— Start of DATA ROWS —

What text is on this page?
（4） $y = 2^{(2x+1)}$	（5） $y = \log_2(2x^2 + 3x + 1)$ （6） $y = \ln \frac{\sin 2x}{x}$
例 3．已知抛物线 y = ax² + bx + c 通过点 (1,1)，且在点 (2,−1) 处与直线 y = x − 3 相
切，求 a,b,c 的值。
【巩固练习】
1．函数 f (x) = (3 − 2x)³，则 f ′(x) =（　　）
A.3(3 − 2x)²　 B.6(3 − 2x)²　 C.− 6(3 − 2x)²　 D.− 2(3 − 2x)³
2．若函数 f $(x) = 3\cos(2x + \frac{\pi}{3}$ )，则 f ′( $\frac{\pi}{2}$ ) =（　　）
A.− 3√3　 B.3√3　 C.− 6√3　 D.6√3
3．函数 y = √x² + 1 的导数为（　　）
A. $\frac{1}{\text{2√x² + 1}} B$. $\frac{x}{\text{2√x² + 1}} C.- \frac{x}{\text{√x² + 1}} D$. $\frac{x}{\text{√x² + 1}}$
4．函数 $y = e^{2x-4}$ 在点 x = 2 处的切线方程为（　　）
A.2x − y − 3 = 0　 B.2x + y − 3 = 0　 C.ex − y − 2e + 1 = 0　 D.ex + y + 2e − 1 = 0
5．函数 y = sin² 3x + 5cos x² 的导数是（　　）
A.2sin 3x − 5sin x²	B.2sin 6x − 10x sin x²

— End of DATA ROWS —
— Start of DATA ROWS —

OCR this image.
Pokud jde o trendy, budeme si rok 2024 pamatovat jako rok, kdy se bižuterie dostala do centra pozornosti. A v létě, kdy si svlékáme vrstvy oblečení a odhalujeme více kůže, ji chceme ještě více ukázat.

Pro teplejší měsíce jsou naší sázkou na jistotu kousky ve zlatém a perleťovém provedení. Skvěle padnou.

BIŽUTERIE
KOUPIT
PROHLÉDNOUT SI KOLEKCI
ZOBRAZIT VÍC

— End of DATA ROWS —
— Start of DATA ROWS —

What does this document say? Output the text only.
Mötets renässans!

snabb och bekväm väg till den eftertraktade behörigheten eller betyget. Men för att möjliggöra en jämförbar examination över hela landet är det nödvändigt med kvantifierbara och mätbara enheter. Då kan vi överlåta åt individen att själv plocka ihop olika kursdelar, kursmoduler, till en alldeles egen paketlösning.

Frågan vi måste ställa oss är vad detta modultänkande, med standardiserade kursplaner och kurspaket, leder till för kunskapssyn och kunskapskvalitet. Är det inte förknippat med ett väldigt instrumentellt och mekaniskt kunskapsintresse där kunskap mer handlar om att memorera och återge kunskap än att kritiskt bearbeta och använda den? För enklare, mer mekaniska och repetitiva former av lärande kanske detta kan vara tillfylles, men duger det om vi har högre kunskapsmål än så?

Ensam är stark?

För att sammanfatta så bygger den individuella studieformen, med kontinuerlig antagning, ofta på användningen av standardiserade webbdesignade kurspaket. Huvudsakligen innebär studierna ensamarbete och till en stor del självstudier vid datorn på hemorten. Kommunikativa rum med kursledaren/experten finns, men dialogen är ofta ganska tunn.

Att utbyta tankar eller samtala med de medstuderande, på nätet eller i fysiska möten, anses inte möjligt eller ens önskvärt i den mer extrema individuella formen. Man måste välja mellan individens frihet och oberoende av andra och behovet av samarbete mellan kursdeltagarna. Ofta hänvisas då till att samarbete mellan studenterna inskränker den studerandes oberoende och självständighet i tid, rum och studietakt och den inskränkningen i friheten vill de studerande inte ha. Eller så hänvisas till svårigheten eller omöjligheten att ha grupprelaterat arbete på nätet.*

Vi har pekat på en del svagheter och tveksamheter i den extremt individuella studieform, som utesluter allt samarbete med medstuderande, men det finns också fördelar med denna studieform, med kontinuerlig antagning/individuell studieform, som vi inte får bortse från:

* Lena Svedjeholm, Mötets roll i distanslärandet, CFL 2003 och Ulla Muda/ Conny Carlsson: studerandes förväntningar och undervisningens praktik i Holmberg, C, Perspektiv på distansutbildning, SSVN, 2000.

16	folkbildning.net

— End of DATA ROWS —

> _WRITTEN TASK_:
Above are the records. Identify each line that contains the word "this".

> _REPLY TO THE EXERCISE_:
What text is on this page?
OCR this image.
What does this document say? Output the text only.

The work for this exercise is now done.